Convert the material below into a Markdown table with the columns Row and Text line, putting each non-blank line in its own numbered row. Leave the pictures out of the table.
::::::
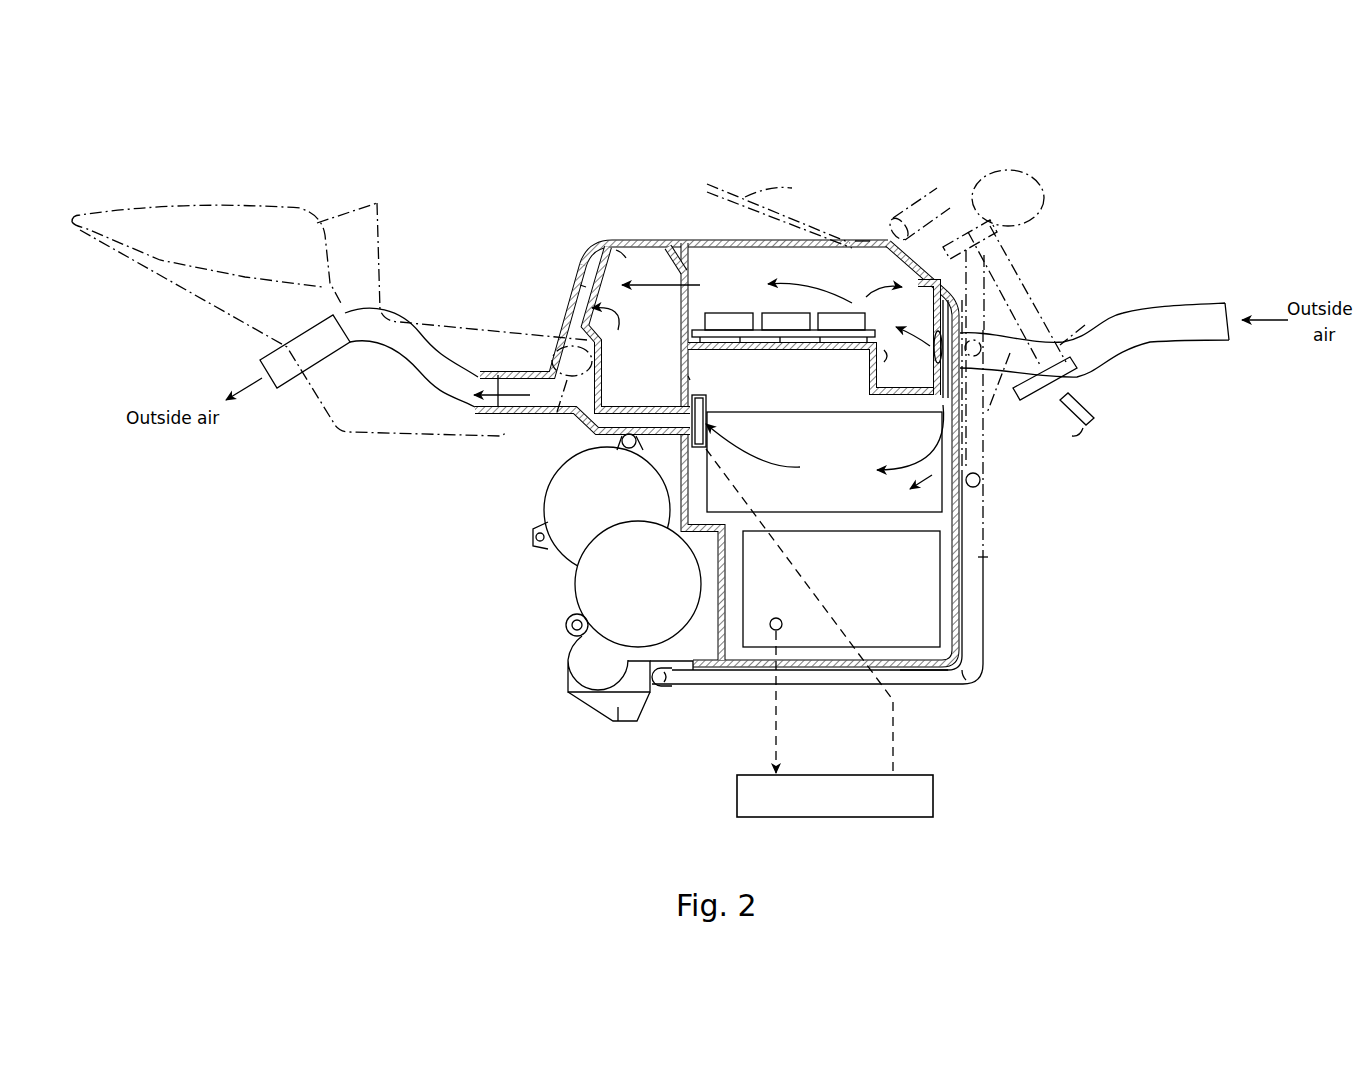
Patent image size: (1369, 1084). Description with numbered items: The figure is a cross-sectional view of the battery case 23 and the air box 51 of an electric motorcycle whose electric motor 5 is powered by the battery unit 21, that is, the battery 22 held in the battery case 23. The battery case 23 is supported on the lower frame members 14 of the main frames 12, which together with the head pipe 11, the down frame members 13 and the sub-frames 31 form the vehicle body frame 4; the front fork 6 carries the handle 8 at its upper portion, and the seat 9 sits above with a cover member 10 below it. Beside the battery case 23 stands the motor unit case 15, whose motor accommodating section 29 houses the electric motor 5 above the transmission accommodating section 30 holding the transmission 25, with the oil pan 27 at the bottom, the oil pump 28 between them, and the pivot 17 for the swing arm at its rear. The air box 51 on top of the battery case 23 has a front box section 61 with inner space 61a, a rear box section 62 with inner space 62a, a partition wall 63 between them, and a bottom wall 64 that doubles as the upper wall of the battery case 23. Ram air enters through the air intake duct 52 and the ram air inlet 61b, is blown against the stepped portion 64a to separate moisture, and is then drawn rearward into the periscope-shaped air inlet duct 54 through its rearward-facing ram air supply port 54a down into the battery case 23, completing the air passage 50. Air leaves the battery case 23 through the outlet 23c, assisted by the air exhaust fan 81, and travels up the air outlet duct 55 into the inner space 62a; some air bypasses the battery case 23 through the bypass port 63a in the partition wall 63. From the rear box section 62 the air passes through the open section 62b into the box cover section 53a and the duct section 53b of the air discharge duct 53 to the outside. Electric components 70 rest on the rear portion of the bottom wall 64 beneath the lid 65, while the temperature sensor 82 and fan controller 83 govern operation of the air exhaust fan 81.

The vehicle body frame 4 is at (1005, 575).
The electric motor 5 is at (543, 611).
The front fork 6 is at (1078, 395).
The handle 8 is at (985, 205).
The seat 9 is at (377, 202).
The cover member 10 is at (218, 288).
The head pipe 11 is at (1085, 325).
The main frames 12 is at (978, 672).
The down frame members 13 is at (986, 590).
The lower frame members 14 is at (935, 688).
The motor unit case 15 is at (670, 655).
The pivot 17 is at (562, 630).
The battery unit 21 is at (969, 680).
The battery 22 is at (927, 483).
The battery case 23 is at (723, 688).
The outlet 23c is at (679, 388).
The transmission 25 is at (604, 585).
The oil pan 27 is at (618, 706).
The oil pump 28 is at (593, 678).
The motor accommodating section 29 is at (544, 489).
The transmission accommodating section 30 is at (578, 601).
The sub-frames 31 is at (975, 463).
The air passage 50 is at (983, 557).
The air box 51 is at (861, 238).
The air intake duct 52 is at (1182, 335).
The air discharge duct 53 is at (545, 343).
The box cover section 53a is at (572, 300).
The duct section 53b is at (342, 398).
The air inlet duct 54 is at (1000, 278).
The ram air supply port 54a is at (960, 230).
The air outlet duct 55 is at (640, 409).
The front box section 61 is at (818, 240).
The inner space 61a is at (871, 262).
The ram air inlet 61b is at (947, 308).
The rear box section 62 is at (622, 240).
The inner space 62a is at (622, 258).
The open section 62b is at (590, 282).
The partition wall 63 is at (686, 252).
The bypass port 63a is at (682, 272).
The bottom wall 64 is at (880, 404).
The stepped portion 64a is at (884, 360).
The lid 65 is at (778, 240).
The electric components 70 is at (830, 323).
The air exhaust fan 81 is at (701, 393).
The temperature sensor 82 is at (771, 631).
The fan controller 83 is at (826, 818).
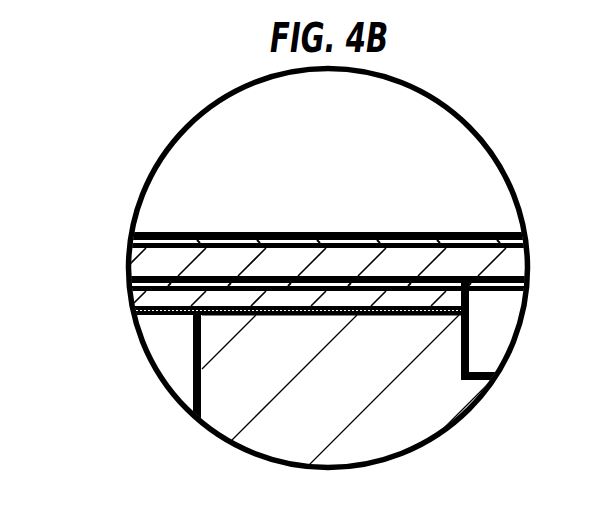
::::::
Final result:
| Row | Text line |
|---|---|
| 1 | Patent image size: (1369, 1084). Description with numbered items: The figure is a cross-sectional view of the battery case 23 and the air box 51 of an electric motorcycle whose electric motor 5 is powered by the battery unit 21, that is, the battery 22 held in the battery case 23. The battery case 23 is supported on the lower frame members 14 of the main frames 12, which together with the head pipe 11, the down frame members 13 and the sub-frames 31 form the vehicle body frame 4; the front fork 6 carries the handle 8 at its upper portion, and the seat 9 sits above with a cover member 10 below it. Beside the battery case 23 stands the motor unit case 15, whose motor accommodating section 29 houses the electric motor 5 above the transmission accommodating section 30 holding the transmission 25, with the oil pan 27 at the bottom, the oil pump 28 between them, and the pivot 17 for the swing arm at its rear. The air box 51 on top of the battery case 23 has a front box section 61 with inner space 61a, a rear box section 62 with inner space 62a, a partition wall 63 between them, and a bottom wall 64 that doubles as the upper wall of the battery case 23. Ram air enters through the air intake duct 52 and the ram air inlet 61b, is blown against the stepped portion 64a to separate moisture, and is then drawn rearward into the periscope-shaped air inlet duct 54 through its rearward-facing ram air supply port 54a down into the battery case 23, completing the air passage 50. Air leaves the battery case 23 through the outlet 23c, assisted by the air exhaust fan 81, and travels up the air outlet duct 55 into the inner space 62a; some air bypasses the battery case 23 through the bypass port 63a in the partition wall 63. From the rear box section 62 the air passes through the open section 62b into the box cover section 53a and the duct section 53b of the air discharge duct 53 to the outside. Electric components 70 rest on the rear portion of the bottom wall 64 beneath the lid 65, while the temperature sensor 82 and fan controller 83 govern operation of the air exhaust fan 81. |
| 2 | The vehicle body frame 4 is at (1005, 575). |
| 3 | The electric motor 5 is at (543, 611). |
| 4 | The front fork 6 is at (1078, 395). |
| 5 | The handle 8 is at (985, 205). |
| 6 | The seat 9 is at (377, 202). |
| 7 | The cover member 10 is at (218, 288). |
| 8 | The head pipe 11 is at (1085, 325). |
| 9 | The main frames 12 is at (978, 672). |
| 10 | The down frame members 13 is at (986, 590). |
| 11 | The lower frame members 14 is at (935, 688). |
| 12 | The motor unit case 15 is at (670, 655). |
| 13 | The pivot 17 is at (562, 630). |
| 14 | The battery unit 21 is at (969, 680). |
| 15 | The battery 22 is at (927, 483). |
| 16 | The battery case 23 is at (723, 688). |
| 17 | The outlet 23c is at (679, 388). |
| 18 | The transmission 25 is at (604, 585). |
| 19 | The oil pan 27 is at (618, 706). |
| 20 | The oil pump 28 is at (593, 678). |
| 21 | The motor accommodating section 29 is at (544, 489). |
| 22 | The transmission accommodating section 30 is at (578, 601). |
| 23 | The sub-frames 31 is at (975, 463). |
| 24 | The air passage 50 is at (983, 557). |
| 25 | The air box 51 is at (861, 238). |
| 26 | The air intake duct 52 is at (1182, 335). |
| 27 | The air discharge duct 53 is at (545, 343). |
| 28 | The box cover section 53a is at (572, 300). |
| 29 | The duct section 53b is at (342, 398). |
| 30 | The air inlet duct 54 is at (1000, 278). |
| 31 | The ram air supply port 54a is at (960, 230). |
| 32 | The air outlet duct 55 is at (640, 409). |
| 33 | The front box section 61 is at (818, 240). |
| 34 | The inner space 61a is at (871, 262). |
| 35 | The ram air inlet 61b is at (947, 308). |
| 36 | The rear box section 62 is at (622, 240). |
| 37 | The inner space 62a is at (622, 258). |
| 38 | The open section 62b is at (590, 282). |
| 39 | The partition wall 63 is at (686, 252). |
| 40 | The bypass port 63a is at (682, 272). |
| 41 | The bottom wall 64 is at (880, 404). |
| 42 | The stepped portion 64a is at (884, 360). |
| 43 | The lid 65 is at (778, 240). |
| 44 | The electric components 70 is at (830, 323). |
| 45 | The air exhaust fan 81 is at (701, 393). |
| 46 | The temperature sensor 82 is at (771, 631). |
| 47 | The fan controller 83 is at (826, 818). |